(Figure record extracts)
** start **

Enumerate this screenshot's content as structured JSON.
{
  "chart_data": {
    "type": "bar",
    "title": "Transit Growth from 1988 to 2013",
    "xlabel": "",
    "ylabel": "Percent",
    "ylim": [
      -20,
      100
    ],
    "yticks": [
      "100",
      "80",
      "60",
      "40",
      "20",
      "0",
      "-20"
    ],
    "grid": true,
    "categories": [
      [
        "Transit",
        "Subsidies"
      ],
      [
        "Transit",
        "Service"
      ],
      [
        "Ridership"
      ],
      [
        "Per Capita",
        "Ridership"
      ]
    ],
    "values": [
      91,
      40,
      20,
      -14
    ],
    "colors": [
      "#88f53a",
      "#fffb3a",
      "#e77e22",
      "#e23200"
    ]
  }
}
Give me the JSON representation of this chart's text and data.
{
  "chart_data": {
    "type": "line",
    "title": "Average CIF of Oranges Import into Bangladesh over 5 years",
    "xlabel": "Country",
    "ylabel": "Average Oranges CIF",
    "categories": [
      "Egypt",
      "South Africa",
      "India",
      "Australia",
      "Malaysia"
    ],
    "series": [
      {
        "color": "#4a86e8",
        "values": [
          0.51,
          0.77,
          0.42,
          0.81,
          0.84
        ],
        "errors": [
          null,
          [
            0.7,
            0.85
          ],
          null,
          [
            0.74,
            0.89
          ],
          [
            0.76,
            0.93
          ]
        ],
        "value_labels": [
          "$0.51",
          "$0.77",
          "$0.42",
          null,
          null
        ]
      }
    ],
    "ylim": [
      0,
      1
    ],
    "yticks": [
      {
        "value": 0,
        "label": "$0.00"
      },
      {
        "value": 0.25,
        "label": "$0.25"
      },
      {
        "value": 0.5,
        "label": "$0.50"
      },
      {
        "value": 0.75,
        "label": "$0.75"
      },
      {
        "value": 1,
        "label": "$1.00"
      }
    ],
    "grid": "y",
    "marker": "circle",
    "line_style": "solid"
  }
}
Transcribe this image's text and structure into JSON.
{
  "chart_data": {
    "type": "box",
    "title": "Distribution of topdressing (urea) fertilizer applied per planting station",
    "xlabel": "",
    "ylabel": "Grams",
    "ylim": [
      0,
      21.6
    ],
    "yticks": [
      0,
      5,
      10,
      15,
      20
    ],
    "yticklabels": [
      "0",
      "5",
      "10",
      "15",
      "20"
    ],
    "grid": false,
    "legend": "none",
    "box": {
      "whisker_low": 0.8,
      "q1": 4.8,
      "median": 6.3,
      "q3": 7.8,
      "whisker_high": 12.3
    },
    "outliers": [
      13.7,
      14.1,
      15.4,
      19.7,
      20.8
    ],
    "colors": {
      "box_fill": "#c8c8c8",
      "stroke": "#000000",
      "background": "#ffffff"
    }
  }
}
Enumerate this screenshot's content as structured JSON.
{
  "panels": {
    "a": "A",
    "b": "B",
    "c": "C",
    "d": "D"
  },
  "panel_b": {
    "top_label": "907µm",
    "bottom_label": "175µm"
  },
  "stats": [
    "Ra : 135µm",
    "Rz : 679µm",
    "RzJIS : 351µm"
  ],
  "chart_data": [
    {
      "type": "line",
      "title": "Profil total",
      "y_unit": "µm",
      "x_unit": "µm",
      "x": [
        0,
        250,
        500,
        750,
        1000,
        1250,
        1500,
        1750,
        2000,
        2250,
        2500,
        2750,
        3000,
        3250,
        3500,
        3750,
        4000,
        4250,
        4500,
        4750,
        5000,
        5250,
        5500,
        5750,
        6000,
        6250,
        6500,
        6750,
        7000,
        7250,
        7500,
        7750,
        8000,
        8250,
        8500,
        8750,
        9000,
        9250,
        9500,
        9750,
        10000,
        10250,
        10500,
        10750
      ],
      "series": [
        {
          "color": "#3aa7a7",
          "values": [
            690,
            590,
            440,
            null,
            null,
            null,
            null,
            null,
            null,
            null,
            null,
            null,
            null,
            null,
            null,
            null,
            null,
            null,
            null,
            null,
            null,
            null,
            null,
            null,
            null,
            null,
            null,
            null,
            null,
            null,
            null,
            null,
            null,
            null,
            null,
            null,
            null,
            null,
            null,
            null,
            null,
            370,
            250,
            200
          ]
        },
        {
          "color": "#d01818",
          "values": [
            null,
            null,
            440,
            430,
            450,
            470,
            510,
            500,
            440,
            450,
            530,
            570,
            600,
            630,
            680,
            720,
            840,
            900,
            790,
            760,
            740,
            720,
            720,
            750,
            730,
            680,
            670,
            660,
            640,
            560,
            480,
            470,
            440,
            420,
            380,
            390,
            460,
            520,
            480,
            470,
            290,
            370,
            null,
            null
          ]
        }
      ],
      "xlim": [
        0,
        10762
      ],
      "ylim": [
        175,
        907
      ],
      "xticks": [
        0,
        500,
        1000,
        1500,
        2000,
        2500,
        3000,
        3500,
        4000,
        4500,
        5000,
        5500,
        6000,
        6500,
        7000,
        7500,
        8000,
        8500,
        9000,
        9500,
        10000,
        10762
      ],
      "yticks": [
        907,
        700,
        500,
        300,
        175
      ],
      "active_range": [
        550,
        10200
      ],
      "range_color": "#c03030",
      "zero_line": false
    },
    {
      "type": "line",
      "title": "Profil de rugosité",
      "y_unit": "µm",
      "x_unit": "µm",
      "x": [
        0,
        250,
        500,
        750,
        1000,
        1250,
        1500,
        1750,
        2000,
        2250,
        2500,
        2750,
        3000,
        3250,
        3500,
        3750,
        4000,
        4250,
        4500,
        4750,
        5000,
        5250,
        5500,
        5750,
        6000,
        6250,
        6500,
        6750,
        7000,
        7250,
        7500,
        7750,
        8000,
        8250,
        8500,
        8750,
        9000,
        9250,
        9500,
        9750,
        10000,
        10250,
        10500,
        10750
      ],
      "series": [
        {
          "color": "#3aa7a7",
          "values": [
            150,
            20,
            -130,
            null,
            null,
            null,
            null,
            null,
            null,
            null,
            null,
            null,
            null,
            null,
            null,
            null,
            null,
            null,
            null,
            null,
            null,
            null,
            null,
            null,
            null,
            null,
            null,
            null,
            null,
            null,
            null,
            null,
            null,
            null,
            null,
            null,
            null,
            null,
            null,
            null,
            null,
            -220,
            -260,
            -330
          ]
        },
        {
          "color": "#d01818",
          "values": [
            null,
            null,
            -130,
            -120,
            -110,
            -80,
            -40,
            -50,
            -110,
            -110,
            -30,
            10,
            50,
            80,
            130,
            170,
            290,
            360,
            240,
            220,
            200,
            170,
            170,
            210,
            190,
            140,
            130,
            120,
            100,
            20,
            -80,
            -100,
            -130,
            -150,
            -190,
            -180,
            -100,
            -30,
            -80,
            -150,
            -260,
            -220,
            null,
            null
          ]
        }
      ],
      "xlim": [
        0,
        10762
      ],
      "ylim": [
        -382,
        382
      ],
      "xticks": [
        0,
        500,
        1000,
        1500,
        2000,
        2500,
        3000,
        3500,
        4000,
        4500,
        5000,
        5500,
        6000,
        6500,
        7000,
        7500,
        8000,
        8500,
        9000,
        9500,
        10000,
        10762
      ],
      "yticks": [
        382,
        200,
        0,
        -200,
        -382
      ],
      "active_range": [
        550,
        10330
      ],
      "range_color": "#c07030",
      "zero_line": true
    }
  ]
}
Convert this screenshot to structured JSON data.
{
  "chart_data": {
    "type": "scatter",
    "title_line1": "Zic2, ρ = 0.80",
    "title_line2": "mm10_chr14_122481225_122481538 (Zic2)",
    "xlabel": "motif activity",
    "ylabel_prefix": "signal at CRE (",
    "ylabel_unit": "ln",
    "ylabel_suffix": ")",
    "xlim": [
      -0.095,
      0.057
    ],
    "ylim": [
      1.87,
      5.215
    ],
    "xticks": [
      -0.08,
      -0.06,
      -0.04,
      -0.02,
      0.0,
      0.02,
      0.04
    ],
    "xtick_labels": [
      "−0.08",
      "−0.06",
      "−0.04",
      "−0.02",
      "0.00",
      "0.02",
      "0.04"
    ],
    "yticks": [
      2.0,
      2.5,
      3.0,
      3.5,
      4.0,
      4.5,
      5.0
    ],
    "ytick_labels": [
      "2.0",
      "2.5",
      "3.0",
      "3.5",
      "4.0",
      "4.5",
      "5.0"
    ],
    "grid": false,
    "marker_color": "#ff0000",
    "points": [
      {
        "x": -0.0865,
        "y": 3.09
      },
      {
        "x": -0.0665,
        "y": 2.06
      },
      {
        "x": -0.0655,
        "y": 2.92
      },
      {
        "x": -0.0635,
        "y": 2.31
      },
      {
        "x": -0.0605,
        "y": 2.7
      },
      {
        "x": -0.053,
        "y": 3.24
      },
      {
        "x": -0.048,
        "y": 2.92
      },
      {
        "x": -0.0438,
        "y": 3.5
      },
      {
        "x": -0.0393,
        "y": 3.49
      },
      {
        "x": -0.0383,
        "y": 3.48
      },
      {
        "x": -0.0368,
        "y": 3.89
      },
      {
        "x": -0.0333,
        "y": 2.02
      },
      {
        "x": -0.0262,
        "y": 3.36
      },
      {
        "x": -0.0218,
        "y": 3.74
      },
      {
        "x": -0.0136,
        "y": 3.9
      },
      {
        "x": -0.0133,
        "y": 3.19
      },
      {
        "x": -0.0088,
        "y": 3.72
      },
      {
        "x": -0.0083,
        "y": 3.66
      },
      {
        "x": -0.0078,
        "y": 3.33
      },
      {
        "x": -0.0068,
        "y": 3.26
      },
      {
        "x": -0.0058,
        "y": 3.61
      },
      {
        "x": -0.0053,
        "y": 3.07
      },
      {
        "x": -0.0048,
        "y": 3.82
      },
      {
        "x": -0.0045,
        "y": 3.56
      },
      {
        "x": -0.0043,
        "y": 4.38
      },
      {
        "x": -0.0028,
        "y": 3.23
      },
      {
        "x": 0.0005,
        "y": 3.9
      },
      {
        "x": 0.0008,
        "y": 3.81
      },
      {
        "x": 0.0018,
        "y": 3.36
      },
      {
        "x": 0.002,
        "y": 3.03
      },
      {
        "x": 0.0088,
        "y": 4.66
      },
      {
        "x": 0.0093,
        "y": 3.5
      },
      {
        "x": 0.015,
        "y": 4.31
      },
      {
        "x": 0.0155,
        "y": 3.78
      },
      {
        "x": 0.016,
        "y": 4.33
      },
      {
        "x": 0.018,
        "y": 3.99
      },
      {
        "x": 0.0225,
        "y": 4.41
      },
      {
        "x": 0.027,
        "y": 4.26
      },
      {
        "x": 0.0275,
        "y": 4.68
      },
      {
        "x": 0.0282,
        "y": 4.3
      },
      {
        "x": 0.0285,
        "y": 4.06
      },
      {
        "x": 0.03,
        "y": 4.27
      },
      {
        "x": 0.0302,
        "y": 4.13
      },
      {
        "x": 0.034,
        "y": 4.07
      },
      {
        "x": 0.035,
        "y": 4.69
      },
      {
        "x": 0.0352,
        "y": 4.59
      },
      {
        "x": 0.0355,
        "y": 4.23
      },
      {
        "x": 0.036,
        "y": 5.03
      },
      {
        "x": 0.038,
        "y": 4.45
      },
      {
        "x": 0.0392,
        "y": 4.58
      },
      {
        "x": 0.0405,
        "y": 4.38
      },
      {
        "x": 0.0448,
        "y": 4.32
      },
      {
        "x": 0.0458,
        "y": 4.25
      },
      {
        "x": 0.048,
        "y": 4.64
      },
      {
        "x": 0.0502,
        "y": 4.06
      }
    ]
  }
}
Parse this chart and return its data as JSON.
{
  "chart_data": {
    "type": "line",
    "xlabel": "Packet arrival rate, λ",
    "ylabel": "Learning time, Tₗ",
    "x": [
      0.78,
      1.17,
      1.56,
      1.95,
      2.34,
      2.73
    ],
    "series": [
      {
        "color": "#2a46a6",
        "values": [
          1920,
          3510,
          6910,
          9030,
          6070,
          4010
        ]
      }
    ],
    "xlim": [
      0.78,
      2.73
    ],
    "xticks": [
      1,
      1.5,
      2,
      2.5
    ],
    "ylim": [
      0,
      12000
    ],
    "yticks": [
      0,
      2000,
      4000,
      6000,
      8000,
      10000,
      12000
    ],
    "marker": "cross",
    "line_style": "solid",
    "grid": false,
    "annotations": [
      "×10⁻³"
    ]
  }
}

** end **

What the task asks:
Show all lines from the listing above in which "type" appears.

The answer:
    "type": "bar",
    "type": "line",
    "type": "box",
      "type": "line",
      "type": "line",
    "type": "scatter",
    "type": "line",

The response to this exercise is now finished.